(Dataset excerpt)
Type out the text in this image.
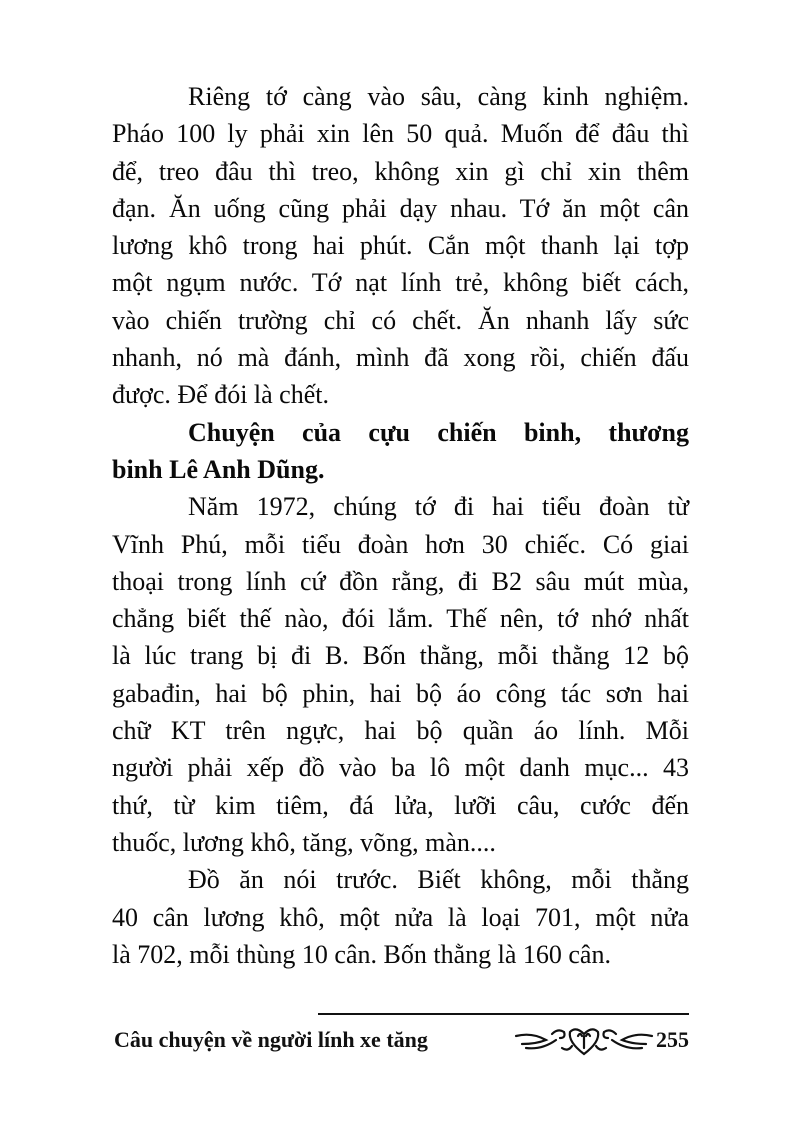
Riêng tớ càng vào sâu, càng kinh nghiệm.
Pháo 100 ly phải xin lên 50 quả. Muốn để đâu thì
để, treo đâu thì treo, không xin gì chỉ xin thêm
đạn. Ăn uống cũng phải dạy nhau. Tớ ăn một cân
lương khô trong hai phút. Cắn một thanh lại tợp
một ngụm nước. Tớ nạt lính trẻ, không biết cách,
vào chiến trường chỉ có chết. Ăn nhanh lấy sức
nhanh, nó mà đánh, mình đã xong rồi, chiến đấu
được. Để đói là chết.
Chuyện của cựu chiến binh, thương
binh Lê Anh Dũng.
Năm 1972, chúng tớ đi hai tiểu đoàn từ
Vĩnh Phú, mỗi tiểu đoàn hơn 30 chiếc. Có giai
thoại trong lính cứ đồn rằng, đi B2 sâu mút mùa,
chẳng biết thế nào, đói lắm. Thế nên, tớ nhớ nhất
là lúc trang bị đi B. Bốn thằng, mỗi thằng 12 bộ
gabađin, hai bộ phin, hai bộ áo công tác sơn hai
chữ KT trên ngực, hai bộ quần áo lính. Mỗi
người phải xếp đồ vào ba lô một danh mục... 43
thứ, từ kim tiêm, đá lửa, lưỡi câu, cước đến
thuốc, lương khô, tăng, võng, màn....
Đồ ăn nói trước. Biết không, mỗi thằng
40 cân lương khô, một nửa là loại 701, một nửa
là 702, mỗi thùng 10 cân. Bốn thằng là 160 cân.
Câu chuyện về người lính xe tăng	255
* * *
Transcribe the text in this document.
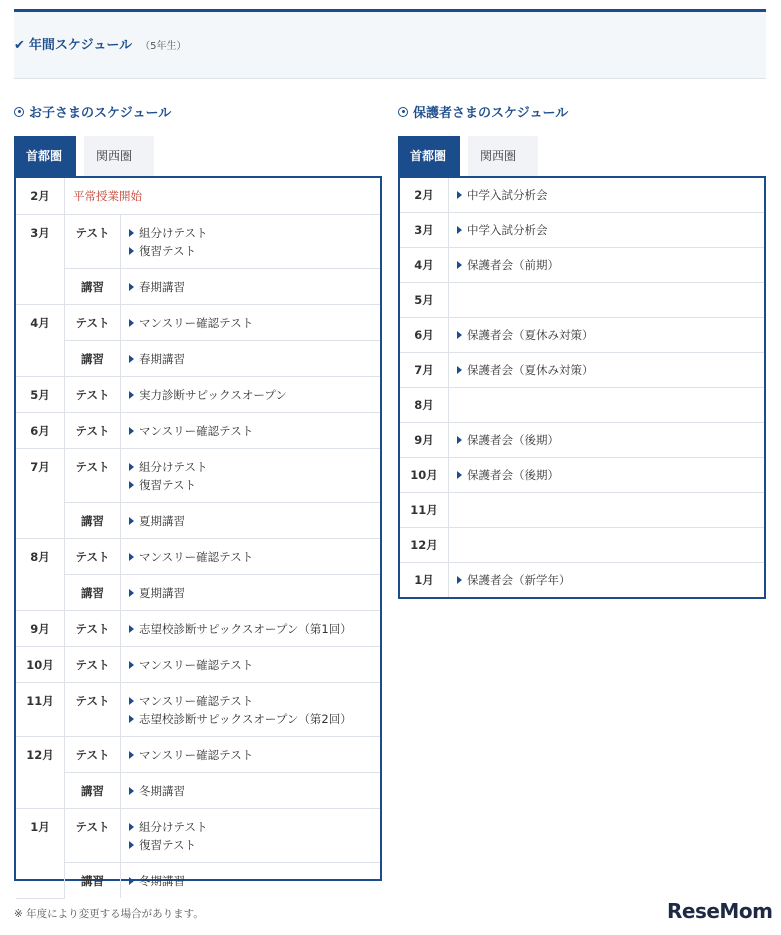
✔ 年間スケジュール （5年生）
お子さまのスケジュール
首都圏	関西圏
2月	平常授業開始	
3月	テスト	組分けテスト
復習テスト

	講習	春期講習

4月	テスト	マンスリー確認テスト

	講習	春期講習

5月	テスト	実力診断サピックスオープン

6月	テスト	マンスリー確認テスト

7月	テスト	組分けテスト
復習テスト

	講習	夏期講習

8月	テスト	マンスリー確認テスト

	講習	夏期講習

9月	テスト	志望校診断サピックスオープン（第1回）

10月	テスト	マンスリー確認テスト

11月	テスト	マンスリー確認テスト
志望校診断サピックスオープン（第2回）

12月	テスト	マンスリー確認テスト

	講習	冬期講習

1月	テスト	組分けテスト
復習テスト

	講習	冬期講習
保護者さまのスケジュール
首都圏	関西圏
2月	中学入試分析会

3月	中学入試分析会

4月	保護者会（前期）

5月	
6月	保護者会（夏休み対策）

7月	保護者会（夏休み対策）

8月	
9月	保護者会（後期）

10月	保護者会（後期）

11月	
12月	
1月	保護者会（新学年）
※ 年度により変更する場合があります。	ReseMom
---
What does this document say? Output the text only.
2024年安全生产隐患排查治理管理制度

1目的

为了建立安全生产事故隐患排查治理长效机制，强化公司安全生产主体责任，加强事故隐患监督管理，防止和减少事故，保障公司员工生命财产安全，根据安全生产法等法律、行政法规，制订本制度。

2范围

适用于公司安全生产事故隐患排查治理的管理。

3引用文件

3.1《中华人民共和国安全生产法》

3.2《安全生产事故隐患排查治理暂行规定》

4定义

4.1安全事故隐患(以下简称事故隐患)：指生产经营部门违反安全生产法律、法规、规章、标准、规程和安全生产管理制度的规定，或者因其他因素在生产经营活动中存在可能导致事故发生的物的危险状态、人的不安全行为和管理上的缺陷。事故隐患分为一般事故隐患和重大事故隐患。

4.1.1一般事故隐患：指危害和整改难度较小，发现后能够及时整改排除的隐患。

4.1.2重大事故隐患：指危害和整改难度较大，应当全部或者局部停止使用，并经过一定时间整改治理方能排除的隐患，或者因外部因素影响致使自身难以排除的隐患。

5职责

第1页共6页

**Stated task**
Where a line holds "không", copy that line.

**Complete output**
để, treo đâu thì treo, không xin gì chỉ xin thêm
một ngụm nước. Tớ nạt lính trẻ, không biết cách,
Đồ ăn nói trước. Biết không, mỗi thằng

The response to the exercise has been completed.